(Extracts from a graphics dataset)
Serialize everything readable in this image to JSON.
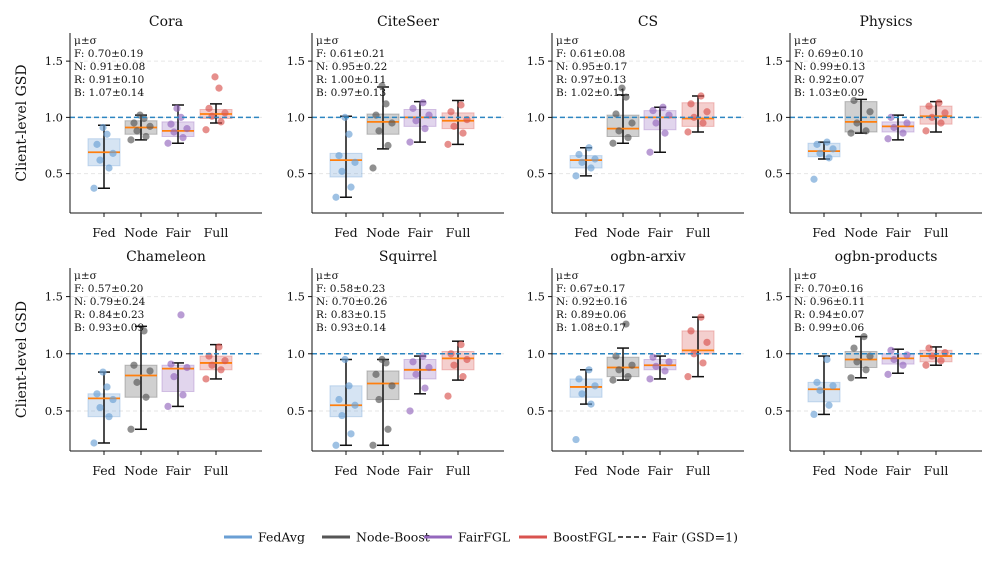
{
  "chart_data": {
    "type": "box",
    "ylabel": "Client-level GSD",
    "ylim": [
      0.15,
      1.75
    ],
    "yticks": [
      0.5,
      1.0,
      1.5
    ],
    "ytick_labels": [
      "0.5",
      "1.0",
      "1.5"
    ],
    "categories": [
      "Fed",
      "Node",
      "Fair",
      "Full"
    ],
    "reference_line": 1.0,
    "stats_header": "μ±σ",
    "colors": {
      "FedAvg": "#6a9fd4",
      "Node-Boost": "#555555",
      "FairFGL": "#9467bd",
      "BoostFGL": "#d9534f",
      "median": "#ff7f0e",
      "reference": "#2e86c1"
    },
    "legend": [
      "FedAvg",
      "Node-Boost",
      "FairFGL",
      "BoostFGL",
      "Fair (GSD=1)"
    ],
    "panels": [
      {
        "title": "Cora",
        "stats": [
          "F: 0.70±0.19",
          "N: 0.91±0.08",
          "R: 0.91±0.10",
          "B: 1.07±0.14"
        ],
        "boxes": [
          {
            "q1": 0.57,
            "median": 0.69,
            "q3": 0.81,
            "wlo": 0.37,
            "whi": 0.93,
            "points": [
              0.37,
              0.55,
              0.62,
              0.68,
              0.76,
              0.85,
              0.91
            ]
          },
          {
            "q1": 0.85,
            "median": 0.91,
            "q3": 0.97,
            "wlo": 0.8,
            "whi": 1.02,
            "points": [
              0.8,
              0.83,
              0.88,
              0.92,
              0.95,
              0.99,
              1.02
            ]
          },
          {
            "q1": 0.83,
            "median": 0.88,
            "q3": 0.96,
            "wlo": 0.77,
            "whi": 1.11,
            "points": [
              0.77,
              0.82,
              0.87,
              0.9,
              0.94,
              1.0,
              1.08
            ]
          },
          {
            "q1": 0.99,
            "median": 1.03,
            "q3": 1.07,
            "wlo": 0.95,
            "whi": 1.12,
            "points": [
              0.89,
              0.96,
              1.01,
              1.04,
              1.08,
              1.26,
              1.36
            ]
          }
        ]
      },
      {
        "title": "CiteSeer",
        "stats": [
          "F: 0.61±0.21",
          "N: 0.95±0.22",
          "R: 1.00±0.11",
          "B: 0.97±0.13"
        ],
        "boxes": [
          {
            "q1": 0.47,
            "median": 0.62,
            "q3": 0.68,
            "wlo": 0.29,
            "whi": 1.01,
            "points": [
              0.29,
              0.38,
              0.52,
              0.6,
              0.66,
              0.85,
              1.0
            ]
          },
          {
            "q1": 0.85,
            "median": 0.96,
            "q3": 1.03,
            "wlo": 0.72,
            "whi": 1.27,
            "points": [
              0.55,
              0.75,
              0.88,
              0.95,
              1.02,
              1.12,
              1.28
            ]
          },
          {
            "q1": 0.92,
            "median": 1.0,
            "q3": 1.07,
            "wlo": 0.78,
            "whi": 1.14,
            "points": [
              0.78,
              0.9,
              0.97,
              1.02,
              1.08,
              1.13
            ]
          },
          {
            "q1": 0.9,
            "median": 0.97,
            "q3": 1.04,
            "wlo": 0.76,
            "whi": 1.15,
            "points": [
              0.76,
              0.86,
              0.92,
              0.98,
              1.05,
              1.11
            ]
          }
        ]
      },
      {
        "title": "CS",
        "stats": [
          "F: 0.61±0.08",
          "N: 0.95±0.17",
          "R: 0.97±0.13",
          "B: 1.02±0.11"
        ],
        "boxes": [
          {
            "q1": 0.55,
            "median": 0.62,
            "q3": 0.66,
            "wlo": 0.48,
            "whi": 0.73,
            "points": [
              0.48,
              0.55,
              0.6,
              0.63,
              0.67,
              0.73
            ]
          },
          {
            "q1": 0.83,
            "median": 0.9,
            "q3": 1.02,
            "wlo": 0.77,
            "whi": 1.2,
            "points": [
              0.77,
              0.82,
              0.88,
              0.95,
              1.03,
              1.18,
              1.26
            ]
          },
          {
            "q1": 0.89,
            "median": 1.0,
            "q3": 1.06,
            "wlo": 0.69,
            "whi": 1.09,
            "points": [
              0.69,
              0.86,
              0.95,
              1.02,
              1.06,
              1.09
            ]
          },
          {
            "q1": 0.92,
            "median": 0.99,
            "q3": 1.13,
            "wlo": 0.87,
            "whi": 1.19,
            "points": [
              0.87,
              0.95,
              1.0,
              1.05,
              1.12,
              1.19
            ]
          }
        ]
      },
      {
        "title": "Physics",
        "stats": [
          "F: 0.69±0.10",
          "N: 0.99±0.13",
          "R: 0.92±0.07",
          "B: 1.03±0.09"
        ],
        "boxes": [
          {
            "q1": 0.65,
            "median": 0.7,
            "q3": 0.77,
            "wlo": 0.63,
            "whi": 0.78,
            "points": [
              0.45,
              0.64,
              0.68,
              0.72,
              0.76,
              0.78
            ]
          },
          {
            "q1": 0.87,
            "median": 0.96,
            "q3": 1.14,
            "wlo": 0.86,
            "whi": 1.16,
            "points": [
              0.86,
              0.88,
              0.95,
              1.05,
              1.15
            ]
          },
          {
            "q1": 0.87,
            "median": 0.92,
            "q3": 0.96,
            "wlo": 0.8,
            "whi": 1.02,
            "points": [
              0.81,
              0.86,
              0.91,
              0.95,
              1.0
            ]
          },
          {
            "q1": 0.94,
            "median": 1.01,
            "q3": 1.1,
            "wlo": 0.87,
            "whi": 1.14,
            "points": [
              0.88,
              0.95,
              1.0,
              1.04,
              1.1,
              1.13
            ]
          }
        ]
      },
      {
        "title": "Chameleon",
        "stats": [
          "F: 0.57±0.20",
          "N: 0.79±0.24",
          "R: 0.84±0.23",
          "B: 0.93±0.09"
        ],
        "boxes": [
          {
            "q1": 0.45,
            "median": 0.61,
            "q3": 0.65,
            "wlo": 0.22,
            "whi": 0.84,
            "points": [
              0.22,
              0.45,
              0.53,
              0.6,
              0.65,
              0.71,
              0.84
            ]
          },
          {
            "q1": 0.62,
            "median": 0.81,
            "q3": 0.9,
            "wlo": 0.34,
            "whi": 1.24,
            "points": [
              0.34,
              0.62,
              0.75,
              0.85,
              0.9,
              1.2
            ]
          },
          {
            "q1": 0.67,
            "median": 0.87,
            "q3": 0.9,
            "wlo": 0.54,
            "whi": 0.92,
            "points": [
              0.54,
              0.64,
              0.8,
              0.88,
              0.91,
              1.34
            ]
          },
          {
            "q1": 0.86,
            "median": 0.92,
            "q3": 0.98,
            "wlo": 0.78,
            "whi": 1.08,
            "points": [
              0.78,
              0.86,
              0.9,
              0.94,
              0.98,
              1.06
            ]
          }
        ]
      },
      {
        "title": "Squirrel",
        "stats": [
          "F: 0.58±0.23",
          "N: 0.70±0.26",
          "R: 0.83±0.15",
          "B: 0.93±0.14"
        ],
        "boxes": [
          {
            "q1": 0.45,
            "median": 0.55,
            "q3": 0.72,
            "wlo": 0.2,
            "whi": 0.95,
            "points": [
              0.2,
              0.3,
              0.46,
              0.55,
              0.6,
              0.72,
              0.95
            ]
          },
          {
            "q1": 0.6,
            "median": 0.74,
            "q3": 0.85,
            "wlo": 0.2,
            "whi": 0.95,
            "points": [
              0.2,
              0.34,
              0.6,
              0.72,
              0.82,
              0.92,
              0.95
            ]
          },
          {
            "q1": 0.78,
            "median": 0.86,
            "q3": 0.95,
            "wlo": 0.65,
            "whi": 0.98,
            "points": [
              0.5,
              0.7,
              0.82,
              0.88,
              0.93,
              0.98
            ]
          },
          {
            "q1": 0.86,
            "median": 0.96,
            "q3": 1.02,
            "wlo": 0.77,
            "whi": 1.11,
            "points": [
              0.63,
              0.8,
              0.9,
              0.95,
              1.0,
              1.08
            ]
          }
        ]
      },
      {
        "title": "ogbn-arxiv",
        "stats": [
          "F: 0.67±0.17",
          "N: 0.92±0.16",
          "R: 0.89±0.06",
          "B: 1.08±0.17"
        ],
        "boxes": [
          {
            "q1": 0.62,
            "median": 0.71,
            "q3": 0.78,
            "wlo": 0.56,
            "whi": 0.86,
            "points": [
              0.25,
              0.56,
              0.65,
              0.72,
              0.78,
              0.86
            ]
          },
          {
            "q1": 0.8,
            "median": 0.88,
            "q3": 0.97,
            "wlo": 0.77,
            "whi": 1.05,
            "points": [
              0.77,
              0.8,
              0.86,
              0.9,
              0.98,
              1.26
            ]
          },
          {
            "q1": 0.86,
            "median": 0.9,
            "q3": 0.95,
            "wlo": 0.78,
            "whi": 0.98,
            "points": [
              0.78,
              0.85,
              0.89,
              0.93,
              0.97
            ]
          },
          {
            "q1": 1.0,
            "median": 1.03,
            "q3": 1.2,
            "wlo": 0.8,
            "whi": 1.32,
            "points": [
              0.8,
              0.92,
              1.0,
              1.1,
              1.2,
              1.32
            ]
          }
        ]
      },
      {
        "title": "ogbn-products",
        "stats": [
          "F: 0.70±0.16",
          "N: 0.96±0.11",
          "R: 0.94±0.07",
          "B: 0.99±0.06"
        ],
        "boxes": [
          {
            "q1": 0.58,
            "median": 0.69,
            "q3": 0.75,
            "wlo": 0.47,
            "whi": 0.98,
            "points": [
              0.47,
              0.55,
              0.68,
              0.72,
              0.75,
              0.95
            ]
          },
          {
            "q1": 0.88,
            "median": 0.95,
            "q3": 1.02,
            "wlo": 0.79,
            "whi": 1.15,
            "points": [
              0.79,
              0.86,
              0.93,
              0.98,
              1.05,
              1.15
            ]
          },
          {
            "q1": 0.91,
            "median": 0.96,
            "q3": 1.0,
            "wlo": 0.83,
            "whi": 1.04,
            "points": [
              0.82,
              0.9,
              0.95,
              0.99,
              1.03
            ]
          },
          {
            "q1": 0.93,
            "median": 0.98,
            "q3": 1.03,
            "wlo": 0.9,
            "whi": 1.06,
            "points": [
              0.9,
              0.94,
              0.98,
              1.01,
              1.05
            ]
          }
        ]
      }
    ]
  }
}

...

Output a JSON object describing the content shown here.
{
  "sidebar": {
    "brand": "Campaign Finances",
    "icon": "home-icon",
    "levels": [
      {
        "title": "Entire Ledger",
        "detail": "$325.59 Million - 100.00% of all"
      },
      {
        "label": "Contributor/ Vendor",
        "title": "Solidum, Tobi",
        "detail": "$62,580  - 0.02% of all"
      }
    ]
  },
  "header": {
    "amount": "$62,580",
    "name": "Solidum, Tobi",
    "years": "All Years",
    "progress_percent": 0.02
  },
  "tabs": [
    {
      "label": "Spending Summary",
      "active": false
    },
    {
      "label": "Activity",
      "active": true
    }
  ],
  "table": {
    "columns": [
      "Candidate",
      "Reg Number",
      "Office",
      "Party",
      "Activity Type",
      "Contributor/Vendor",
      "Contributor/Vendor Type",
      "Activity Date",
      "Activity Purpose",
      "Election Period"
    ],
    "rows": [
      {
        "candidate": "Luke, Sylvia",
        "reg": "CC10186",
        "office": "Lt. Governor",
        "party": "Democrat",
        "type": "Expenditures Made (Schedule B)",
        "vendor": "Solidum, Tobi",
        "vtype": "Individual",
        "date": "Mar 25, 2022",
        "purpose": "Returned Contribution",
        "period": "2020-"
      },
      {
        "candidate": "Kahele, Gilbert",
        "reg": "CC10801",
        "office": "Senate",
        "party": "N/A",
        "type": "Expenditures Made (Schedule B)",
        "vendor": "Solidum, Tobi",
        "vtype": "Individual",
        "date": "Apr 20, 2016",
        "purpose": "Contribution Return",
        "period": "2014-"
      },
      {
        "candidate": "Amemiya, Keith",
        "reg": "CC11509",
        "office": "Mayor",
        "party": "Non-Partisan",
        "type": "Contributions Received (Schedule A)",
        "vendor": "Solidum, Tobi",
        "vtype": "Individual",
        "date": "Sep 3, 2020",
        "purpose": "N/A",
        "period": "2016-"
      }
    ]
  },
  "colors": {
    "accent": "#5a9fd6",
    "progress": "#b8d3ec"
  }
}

...

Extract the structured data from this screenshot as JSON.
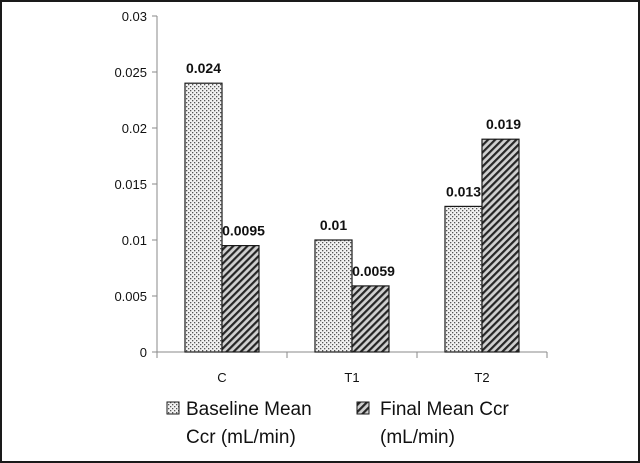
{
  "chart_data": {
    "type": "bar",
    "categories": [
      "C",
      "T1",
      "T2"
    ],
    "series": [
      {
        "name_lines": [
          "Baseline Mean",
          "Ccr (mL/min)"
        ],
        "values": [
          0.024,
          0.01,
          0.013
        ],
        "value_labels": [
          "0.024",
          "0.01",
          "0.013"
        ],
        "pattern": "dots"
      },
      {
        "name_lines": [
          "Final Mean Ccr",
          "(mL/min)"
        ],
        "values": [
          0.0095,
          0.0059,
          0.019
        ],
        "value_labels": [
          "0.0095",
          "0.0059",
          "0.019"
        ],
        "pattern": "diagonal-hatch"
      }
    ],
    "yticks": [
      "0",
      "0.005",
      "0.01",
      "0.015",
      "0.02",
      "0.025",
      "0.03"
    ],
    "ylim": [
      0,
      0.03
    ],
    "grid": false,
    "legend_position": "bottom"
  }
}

→ Requirements
Filter the listing above for the string "Contributor" and copy every matching line.

→ Solution for this task
        "label": "Contributor/ Vendor",
      "Contributor/Vendor",
      "Contributor/Vendor Type",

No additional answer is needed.